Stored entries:
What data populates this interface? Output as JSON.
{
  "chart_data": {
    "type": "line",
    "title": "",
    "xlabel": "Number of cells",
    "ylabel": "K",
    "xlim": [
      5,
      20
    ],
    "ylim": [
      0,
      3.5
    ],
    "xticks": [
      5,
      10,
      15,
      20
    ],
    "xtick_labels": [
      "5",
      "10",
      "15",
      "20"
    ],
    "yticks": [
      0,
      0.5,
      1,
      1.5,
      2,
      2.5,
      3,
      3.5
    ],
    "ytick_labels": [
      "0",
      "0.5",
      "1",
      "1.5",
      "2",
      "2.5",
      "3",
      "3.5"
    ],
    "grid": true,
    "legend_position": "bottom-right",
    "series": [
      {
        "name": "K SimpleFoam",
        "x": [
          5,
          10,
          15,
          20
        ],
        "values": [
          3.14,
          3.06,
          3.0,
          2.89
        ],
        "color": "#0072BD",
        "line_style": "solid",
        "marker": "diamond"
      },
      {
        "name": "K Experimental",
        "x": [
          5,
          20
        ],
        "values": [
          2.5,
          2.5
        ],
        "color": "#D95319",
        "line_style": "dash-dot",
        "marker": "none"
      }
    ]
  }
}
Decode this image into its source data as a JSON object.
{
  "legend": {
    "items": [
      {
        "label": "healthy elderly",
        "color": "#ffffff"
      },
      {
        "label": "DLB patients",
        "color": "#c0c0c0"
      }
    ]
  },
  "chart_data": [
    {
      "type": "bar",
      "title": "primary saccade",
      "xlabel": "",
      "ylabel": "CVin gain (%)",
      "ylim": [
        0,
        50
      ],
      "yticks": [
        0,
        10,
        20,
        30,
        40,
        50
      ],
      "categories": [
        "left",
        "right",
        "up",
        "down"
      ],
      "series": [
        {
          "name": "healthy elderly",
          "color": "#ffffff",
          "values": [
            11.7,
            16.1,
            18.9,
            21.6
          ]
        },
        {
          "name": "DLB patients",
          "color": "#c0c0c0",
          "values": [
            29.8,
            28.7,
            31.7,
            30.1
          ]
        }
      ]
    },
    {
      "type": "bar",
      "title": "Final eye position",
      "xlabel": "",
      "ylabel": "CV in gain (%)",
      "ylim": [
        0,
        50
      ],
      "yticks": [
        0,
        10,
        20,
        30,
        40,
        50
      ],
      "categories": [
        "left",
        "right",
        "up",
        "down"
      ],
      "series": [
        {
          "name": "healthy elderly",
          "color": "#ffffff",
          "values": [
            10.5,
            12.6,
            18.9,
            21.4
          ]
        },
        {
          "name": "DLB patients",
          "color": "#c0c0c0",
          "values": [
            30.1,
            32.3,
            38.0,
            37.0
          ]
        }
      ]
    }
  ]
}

* Exercise prompt:
Line by line, output the data precisely as shown above.

* Your solution:
What data populates this interface? Output as JSON.
{
  "chart_data": {
    "type": "line",
    "title": "",
    "xlabel": "Number of cells",
    "ylabel": "K",
    "xlim": [
      5,
      20
    ],
    "ylim": [
      0,
      3.5
    ],
    "xticks": [
      5,
      10,
      15,
      20
    ],
    "xtick_labels": [
      "5",
      "10",
      "15",
      "20"
    ],
    "yticks": [
      0,
      0.5,
      1,
      1.5,
      2,
      2.5,
      3,
      3.5
    ],
    "ytick_labels": [
      "0",
      "0.5",
      "1",
      "1.5",
      "2",
      "2.5",
      "3",
      "3.5"
    ],
    "grid": true,
    "legend_position": "bottom-right",
    "series": [
      {
        "name": "K SimpleFoam",
        "x": [
          5,
          10,
          15,
          20
        ],
        "values": [
          3.14,
          3.06,
          3.0,
          2.89
        ],
        "color": "#0072BD",
        "line_style": "solid",
        "marker": "diamond"
      },
      {
        "name": "K Experimental",
        "x": [
          5,
          20
        ],
        "values": [
          2.5,
          2.5
        ],
        "color": "#D95319",
        "line_style": "dash-dot",
        "marker": "none"
      }
    ]
  }
}
Decode this image into its source data as a JSON object.
{
  "legend": {
    "items": [
      {
        "label": "healthy elderly",
        "color": "#ffffff"
      },
      {
        "label": "DLB patients",
        "color": "#c0c0c0"
      }
    ]
  },
  "chart_data": [
    {
      "type": "bar",
      "title": "primary saccade",
      "xlabel": "",
      "ylabel": "CVin gain (%)",
      "ylim": [
        0,
        50
      ],
      "yticks": [
        0,
        10,
        20,
        30,
        40,
        50
      ],
      "categories": [
        "left",
        "right",
        "up",
        "down"
      ],
      "series": [
        {
          "name": "healthy elderly",
          "color": "#ffffff",
          "values": [
            11.7,
            16.1,
            18.9,
            21.6
          ]
        },
        {
          "name": "DLB patients",
          "color": "#c0c0c0",
          "values": [
            29.8,
            28.7,
            31.7,
            30.1
          ]
        }
      ]
    },
    {
      "type": "bar",
      "title": "Final eye position",
      "xlabel": "",
      "ylabel": "CV in gain (%)",
      "ylim": [
        0,
        50
      ],
      "yticks": [
        0,
        10,
        20,
        30,
        40,
        50
      ],
      "categories": [
        "left",
        "right",
        "up",
        "down"
      ],
      "series": [
        {
          "name": "healthy elderly",
          "color": "#ffffff",
          "values": [
            10.5,
            12.6,
            18.9,
            21.4
          ]
        },
        {
          "name": "DLB patients",
          "color": "#c0c0c0",
          "values": [
            30.1,
            32.3,
            38.0,
            37.0
          ]
        }
      ]
    }
  ]
}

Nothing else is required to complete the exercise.